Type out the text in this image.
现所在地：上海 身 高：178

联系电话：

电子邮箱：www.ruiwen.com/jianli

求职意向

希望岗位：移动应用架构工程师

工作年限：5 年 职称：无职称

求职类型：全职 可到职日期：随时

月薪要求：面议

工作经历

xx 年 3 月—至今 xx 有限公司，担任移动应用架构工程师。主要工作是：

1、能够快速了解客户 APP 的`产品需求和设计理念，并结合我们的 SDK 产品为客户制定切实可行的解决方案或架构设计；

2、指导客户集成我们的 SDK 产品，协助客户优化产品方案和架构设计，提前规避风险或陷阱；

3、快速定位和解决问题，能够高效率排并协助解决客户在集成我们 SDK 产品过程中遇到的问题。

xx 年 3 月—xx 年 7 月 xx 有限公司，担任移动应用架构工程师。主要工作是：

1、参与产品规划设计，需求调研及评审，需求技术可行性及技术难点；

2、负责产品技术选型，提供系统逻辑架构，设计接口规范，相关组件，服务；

**Task**
Retype all the records, matching them exactly.

**Task response**
Type out the text in this image.
现所在地：上海 身 高：178

联系电话：

电子邮箱：www.ruiwen.com/jianli

求职意向

希望岗位：移动应用架构工程师

工作年限：5 年 职称：无职称

求职类型：全职 可到职日期：随时

月薪要求：面议

工作经历

xx 年 3 月—至今 xx 有限公司，担任移动应用架构工程师。主要工作是：

1、能够快速了解客户 APP 的`产品需求和设计理念，并结合我们的 SDK 产品为客户制定切实可行的解决方案或架构设计；

2、指导客户集成我们的 SDK 产品，协助客户优化产品方案和架构设计，提前规避风险或陷阱；

3、快速定位和解决问题，能够高效率排并协助解决客户在集成我们 SDK 产品过程中遇到的问题。

xx 年 3 月—xx 年 7 月 xx 有限公司，担任移动应用架构工程师。主要工作是：

1、参与产品规划设计，需求调研及评审，需求技术可行性及技术难点；

2、负责产品技术选型，提供系统逻辑架构，设计接口规范，相关组件，服务；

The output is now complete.